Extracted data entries
──────────
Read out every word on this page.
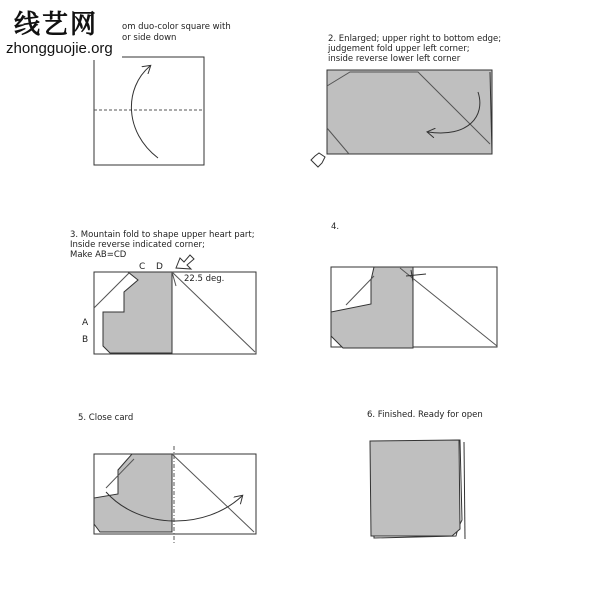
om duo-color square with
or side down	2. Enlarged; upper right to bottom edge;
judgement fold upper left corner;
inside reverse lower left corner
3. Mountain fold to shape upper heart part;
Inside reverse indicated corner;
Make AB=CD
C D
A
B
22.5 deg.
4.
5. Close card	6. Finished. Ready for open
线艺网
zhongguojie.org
──────────
* Exercise *
Find the string "left" in the records, then copy each line where it occurs.

* Response *
judgement fold upper left corner;
inside reverse lower left corner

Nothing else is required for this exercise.